EXERCISE BRIEF
Write out every record in full, exactly as written, please.

********

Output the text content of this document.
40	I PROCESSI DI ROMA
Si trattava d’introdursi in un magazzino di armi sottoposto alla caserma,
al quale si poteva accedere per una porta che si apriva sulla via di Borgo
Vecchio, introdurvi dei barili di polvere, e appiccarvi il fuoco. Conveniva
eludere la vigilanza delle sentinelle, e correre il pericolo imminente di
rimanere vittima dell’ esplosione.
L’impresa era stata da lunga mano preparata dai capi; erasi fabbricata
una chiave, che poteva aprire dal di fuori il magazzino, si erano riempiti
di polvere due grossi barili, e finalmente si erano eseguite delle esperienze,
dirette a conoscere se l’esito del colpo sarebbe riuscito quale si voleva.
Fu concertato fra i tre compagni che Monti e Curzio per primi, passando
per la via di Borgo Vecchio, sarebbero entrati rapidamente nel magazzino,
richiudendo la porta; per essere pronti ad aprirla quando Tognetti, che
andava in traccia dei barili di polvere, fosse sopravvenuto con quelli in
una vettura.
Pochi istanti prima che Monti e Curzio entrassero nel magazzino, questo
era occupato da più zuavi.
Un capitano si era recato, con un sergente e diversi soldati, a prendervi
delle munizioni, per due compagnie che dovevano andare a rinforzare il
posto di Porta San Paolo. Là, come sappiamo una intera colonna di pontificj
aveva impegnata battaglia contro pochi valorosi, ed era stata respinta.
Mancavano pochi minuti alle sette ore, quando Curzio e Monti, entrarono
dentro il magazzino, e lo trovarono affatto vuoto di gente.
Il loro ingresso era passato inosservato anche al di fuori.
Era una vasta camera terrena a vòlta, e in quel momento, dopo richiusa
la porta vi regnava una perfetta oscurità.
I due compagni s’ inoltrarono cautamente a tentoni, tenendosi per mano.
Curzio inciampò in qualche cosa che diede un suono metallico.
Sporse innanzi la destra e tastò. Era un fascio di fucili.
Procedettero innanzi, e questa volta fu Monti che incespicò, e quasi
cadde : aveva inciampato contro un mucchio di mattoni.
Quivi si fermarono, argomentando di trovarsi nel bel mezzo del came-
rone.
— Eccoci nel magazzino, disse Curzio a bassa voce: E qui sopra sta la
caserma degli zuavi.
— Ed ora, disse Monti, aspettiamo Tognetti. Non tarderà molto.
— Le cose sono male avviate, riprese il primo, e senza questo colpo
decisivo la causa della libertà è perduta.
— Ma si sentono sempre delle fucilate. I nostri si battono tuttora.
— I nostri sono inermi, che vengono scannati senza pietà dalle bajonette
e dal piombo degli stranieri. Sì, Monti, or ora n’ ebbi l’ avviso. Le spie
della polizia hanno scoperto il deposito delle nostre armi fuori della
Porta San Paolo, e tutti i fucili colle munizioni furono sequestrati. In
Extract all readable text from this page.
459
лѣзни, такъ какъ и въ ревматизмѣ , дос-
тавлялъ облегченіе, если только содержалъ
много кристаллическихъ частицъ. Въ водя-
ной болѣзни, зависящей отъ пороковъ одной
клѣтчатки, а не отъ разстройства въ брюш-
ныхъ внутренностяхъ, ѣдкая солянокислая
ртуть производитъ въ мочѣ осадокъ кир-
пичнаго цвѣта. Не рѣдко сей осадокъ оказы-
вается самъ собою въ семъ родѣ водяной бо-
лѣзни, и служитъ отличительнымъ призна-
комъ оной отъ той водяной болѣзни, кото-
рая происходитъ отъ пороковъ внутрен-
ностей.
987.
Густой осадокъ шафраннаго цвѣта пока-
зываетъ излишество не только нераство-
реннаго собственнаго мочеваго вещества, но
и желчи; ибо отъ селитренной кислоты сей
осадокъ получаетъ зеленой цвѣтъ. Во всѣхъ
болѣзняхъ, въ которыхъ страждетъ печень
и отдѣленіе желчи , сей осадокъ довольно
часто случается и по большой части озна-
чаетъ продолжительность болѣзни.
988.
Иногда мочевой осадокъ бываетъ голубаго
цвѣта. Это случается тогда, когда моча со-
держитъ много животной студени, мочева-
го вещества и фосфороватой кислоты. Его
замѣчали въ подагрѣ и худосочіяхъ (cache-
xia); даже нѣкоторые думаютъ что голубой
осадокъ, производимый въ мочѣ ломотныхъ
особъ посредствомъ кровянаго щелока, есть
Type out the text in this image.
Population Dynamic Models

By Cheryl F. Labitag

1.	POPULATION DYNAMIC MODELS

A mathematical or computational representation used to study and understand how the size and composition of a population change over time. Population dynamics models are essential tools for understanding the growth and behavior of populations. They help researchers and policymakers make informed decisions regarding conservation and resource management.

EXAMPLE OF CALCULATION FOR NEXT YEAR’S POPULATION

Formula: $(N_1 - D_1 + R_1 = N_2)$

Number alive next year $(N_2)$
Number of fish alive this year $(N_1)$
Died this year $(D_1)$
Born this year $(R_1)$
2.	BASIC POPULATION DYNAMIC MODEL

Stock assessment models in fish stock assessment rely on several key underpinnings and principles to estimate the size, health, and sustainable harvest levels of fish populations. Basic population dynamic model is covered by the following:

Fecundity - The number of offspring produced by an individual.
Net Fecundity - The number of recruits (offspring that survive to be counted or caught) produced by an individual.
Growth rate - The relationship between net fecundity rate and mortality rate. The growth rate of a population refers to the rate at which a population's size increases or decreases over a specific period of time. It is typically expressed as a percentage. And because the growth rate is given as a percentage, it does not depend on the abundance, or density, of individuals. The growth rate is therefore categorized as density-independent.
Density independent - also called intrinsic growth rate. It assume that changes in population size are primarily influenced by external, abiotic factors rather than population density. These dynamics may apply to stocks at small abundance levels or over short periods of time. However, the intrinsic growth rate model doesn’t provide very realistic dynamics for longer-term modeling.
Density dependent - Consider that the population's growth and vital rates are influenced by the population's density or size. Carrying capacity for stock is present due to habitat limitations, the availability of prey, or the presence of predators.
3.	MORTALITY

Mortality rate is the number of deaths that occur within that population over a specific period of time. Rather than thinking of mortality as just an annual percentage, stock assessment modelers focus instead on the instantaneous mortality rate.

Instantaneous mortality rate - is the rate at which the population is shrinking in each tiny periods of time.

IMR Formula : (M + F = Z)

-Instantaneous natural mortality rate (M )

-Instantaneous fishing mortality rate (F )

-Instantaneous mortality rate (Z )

********

ANSWER FOR THE TASK
Output the text content of this document.
40	I PROCESSI DI ROMA
Si trattava d’introdursi in un magazzino di armi sottoposto alla caserma,
al quale si poteva accedere per una porta che si apriva sulla via di Borgo
Vecchio, introdurvi dei barili di polvere, e appiccarvi il fuoco. Conveniva
eludere la vigilanza delle sentinelle, e correre il pericolo imminente di
rimanere vittima dell’ esplosione.
L’impresa era stata da lunga mano preparata dai capi; erasi fabbricata
una chiave, che poteva aprire dal di fuori il magazzino, si erano riempiti
di polvere due grossi barili, e finalmente si erano eseguite delle esperienze,
dirette a conoscere se l’esito del colpo sarebbe riuscito quale si voleva.
Fu concertato fra i tre compagni che Monti e Curzio per primi, passando
per la via di Borgo Vecchio, sarebbero entrati rapidamente nel magazzino,
richiudendo la porta; per essere pronti ad aprirla quando Tognetti, che
andava in traccia dei barili di polvere, fosse sopravvenuto con quelli in
una vettura.
Pochi istanti prima che Monti e Curzio entrassero nel magazzino, questo
era occupato da più zuavi.
Un capitano si era recato, con un sergente e diversi soldati, a prendervi
delle munizioni, per due compagnie che dovevano andare a rinforzare il
posto di Porta San Paolo. Là, come sappiamo una intera colonna di pontificj
aveva impegnata battaglia contro pochi valorosi, ed era stata respinta.
Mancavano pochi minuti alle sette ore, quando Curzio e Monti, entrarono
dentro il magazzino, e lo trovarono affatto vuoto di gente.
Il loro ingresso era passato inosservato anche al di fuori.
Era una vasta camera terrena a vòlta, e in quel momento, dopo richiusa
la porta vi regnava una perfetta oscurità.
I due compagni s’ inoltrarono cautamente a tentoni, tenendosi per mano.
Curzio inciampò in qualche cosa che diede un suono metallico.
Sporse innanzi la destra e tastò. Era un fascio di fucili.
Procedettero innanzi, e questa volta fu Monti che incespicò, e quasi
cadde : aveva inciampato contro un mucchio di mattoni.
Quivi si fermarono, argomentando di trovarsi nel bel mezzo del came-
rone.
— Eccoci nel magazzino, disse Curzio a bassa voce: E qui sopra sta la
caserma degli zuavi.
— Ed ora, disse Monti, aspettiamo Tognetti. Non tarderà molto.
— Le cose sono male avviate, riprese il primo, e senza questo colpo
decisivo la causa della libertà è perduta.
— Ma si sentono sempre delle fucilate. I nostri si battono tuttora.
— I nostri sono inermi, che vengono scannati senza pietà dalle bajonette
e dal piombo degli stranieri. Sì, Monti, or ora n’ ebbi l’ avviso. Le spie
della polizia hanno scoperto il deposito delle nostre armi fuori della
Porta San Paolo, e tutti i fucili colle munizioni furono sequestrati. In
Extract all readable text from this page.
459
лѣзни, такъ какъ и въ ревматизмѣ , дос-
тавлялъ облегченіе, если только содержалъ
много кристаллическихъ частицъ. Въ водя-
ной болѣзни, зависящей отъ пороковъ одной
клѣтчатки, а не отъ разстройства въ брюш-
ныхъ внутренностяхъ, ѣдкая солянокислая
ртуть производитъ въ мочѣ осадокъ кир-
пичнаго цвѣта. Не рѣдко сей осадокъ оказы-
вается самъ собою въ семъ родѣ водяной бо-
лѣзни, и служитъ отличительнымъ призна-
комъ оной отъ той водяной болѣзни, кото-
рая происходитъ отъ пороковъ внутрен-
ностей.
987.
Густой осадокъ шафраннаго цвѣта пока-
зываетъ излишество не только нераство-
реннаго собственнаго мочеваго вещества, но
и желчи; ибо отъ селитренной кислоты сей
осадокъ получаетъ зеленой цвѣтъ. Во всѣхъ
болѣзняхъ, въ которыхъ страждетъ печень
и отдѣленіе желчи , сей осадокъ довольно
часто случается и по большой части озна-
чаетъ продолжительность болѣзни.
988.
Иногда мочевой осадокъ бываетъ голубаго
цвѣта. Это случается тогда, когда моча со-
держитъ много животной студени, мочева-
го вещества и фосфороватой кислоты. Его
замѣчали въ подагрѣ и худосочіяхъ (cache-
xia); даже нѣкоторые думаютъ что голубой
осадокъ, производимый въ мочѣ ломотныхъ
особъ посредствомъ кровянаго щелока, есть
Type out the text in this image.
Population Dynamic Models

By Cheryl F. Labitag

1.	POPULATION DYNAMIC MODELS

A mathematical or computational representation used to study and understand how the size and composition of a population change over time. Population dynamics models are essential tools for understanding the growth and behavior of populations. They help researchers and policymakers make informed decisions regarding conservation and resource management.

EXAMPLE OF CALCULATION FOR NEXT YEAR’S POPULATION

Formula: $(N_1 - D_1 + R_1 = N_2)$

Number alive next year $(N_2)$
Number of fish alive this year $(N_1)$
Died this year $(D_1)$
Born this year $(R_1)$
2.	BASIC POPULATION DYNAMIC MODEL

Stock assessment models in fish stock assessment rely on several key underpinnings and principles to estimate the size, health, and sustainable harvest levels of fish populations. Basic population dynamic model is covered by the following:

Fecundity - The number of offspring produced by an individual.
Net Fecundity - The number of recruits (offspring that survive to be counted or caught) produced by an individual.
Growth rate - The relationship between net fecundity rate and mortality rate. The growth rate of a population refers to the rate at which a population's size increases or decreases over a specific period of time. It is typically expressed as a percentage. And because the growth rate is given as a percentage, it does not depend on the abundance, or density, of individuals. The growth rate is therefore categorized as density-independent.
Density independent - also called intrinsic growth rate. It assume that changes in population size are primarily influenced by external, abiotic factors rather than population density. These dynamics may apply to stocks at small abundance levels or over short periods of time. However, the intrinsic growth rate model doesn’t provide very realistic dynamics for longer-term modeling.
Density dependent - Consider that the population's growth and vital rates are influenced by the population's density or size. Carrying capacity for stock is present due to habitat limitations, the availability of prey, or the presence of predators.
3.	MORTALITY

Mortality rate is the number of deaths that occur within that population over a specific period of time. Rather than thinking of mortality as just an annual percentage, stock assessment modelers focus instead on the instantaneous mortality rate.

Instantaneous mortality rate - is the rate at which the population is shrinking in each tiny periods of time.

IMR Formula : (M + F = Z)

-Instantaneous natural mortality rate (M )

-Instantaneous fishing mortality rate (F )

-Instantaneous mortality rate (Z )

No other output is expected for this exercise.